● **What is expected**
Retype the records that come next, word for word.

━━━ Provided data ━━━

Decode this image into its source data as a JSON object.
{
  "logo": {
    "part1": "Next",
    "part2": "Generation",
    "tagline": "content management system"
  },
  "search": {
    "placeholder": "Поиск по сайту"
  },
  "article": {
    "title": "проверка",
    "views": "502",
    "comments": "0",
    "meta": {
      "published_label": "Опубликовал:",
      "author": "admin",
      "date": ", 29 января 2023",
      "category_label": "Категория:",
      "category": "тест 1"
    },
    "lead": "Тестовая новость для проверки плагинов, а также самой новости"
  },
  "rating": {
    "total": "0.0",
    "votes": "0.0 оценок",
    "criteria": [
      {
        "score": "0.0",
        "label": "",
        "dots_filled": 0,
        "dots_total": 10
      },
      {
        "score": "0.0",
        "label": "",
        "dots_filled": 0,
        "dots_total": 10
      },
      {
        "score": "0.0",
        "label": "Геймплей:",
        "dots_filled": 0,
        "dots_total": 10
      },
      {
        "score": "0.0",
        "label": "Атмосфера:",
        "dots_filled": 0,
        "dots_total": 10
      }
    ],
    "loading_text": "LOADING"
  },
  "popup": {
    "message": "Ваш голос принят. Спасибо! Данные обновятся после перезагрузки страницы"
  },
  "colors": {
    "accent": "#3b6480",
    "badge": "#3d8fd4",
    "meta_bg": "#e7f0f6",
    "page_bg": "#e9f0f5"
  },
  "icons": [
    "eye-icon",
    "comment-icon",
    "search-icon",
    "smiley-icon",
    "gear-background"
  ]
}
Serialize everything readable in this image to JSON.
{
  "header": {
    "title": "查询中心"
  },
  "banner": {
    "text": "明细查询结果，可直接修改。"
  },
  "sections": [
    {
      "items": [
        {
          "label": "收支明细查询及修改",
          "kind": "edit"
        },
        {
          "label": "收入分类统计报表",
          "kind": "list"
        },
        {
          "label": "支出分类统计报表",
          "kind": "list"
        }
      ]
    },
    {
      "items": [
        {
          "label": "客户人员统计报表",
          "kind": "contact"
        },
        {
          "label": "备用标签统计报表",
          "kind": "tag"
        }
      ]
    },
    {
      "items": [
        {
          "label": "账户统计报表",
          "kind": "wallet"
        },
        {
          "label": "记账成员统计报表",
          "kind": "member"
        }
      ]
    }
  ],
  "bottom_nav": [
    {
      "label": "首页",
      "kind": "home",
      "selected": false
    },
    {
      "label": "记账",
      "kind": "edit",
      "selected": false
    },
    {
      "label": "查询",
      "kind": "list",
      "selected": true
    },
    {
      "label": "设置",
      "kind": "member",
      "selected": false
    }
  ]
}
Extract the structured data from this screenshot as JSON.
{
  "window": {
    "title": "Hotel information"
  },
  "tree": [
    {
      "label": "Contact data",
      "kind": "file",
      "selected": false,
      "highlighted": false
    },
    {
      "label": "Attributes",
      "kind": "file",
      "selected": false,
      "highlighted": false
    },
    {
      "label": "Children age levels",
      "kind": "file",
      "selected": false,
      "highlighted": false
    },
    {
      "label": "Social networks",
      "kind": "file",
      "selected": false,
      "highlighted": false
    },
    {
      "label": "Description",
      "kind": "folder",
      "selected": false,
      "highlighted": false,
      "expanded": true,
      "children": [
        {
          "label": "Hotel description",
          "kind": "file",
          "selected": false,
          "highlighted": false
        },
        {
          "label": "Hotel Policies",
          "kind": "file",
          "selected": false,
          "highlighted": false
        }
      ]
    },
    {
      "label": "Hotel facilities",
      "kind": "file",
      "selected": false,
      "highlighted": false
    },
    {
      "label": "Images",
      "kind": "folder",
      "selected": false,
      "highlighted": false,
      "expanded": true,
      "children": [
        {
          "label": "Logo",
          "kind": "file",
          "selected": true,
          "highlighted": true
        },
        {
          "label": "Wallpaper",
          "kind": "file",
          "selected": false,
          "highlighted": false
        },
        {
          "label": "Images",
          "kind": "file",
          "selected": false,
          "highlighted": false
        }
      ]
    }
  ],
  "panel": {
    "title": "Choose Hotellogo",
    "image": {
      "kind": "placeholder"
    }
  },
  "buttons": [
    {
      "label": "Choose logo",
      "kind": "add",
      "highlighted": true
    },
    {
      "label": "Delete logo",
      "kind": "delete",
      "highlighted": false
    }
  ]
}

━━━

● **Result**
Decode this image into its source data as a JSON object.
{
  "logo": {
    "part1": "Next",
    "part2": "Generation",
    "tagline": "content management system"
  },
  "search": {
    "placeholder": "Поиск по сайту"
  },
  "article": {
    "title": "проверка",
    "views": "502",
    "comments": "0",
    "meta": {
      "published_label": "Опубликовал:",
      "author": "admin",
      "date": ", 29 января 2023",
      "category_label": "Категория:",
      "category": "тест 1"
    },
    "lead": "Тестовая новость для проверки плагинов, а также самой новости"
  },
  "rating": {
    "total": "0.0",
    "votes": "0.0 оценок",
    "criteria": [
      {
        "score": "0.0",
        "label": "",
        "dots_filled": 0,
        "dots_total": 10
      },
      {
        "score": "0.0",
        "label": "",
        "dots_filled": 0,
        "dots_total": 10
      },
      {
        "score": "0.0",
        "label": "Геймплей:",
        "dots_filled": 0,
        "dots_total": 10
      },
      {
        "score": "0.0",
        "label": "Атмосфера:",
        "dots_filled": 0,
        "dots_total": 10
      }
    ],
    "loading_text": "LOADING"
  },
  "popup": {
    "message": "Ваш голос принят. Спасибо! Данные обновятся после перезагрузки страницы"
  },
  "colors": {
    "accent": "#3b6480",
    "badge": "#3d8fd4",
    "meta_bg": "#e7f0f6",
    "page_bg": "#e9f0f5"
  },
  "icons": [
    "eye-icon",
    "comment-icon",
    "search-icon",
    "smiley-icon",
    "gear-background"
  ]
}
Serialize everything readable in this image to JSON.
{
  "header": {
    "title": "查询中心"
  },
  "banner": {
    "text": "明细查询结果，可直接修改。"
  },
  "sections": [
    {
      "items": [
        {
          "label": "收支明细查询及修改",
          "kind": "edit"
        },
        {
          "label": "收入分类统计报表",
          "kind": "list"
        },
        {
          "label": "支出分类统计报表",
          "kind": "list"
        }
      ]
    },
    {
      "items": [
        {
          "label": "客户人员统计报表",
          "kind": "contact"
        },
        {
          "label": "备用标签统计报表",
          "kind": "tag"
        }
      ]
    },
    {
      "items": [
        {
          "label": "账户统计报表",
          "kind": "wallet"
        },
        {
          "label": "记账成员统计报表",
          "kind": "member"
        }
      ]
    }
  ],
  "bottom_nav": [
    {
      "label": "首页",
      "kind": "home",
      "selected": false
    },
    {
      "label": "记账",
      "kind": "edit",
      "selected": false
    },
    {
      "label": "查询",
      "kind": "list",
      "selected": true
    },
    {
      "label": "设置",
      "kind": "member",
      "selected": false
    }
  ]
}
Extract the structured data from this screenshot as JSON.
{
  "window": {
    "title": "Hotel information"
  },
  "tree": [
    {
      "label": "Contact data",
      "kind": "file",
      "selected": false,
      "highlighted": false
    },
    {
      "label": "Attributes",
      "kind": "file",
      "selected": false,
      "highlighted": false
    },
    {
      "label": "Children age levels",
      "kind": "file",
      "selected": false,
      "highlighted": false
    },
    {
      "label": "Social networks",
      "kind": "file",
      "selected": false,
      "highlighted": false
    },
    {
      "label": "Description",
      "kind": "folder",
      "selected": false,
      "highlighted": false,
      "expanded": true,
      "children": [
        {
          "label": "Hotel description",
          "kind": "file",
          "selected": false,
          "highlighted": false
        },
        {
          "label": "Hotel Policies",
          "kind": "file",
          "selected": false,
          "highlighted": false
        }
      ]
    },
    {
      "label": "Hotel facilities",
      "kind": "file",
      "selected": false,
      "highlighted": false
    },
    {
      "label": "Images",
      "kind": "folder",
      "selected": false,
      "highlighted": false,
      "expanded": true,
      "children": [
        {
          "label": "Logo",
          "kind": "file",
          "selected": true,
          "highlighted": true
        },
        {
          "label": "Wallpaper",
          "kind": "file",
          "selected": false,
          "highlighted": false
        },
        {
          "label": "Images",
          "kind": "file",
          "selected": false,
          "highlighted": false
        }
      ]
    }
  ],
  "panel": {
    "title": "Choose Hotellogo",
    "image": {
      "kind": "placeholder"
    }
  },
  "buttons": [
    {
      "label": "Choose logo",
      "kind": "add",
      "highlighted": true
    },
    {
      "label": "Delete logo",
      "kind": "delete",
      "highlighted": false
    }
  ]
}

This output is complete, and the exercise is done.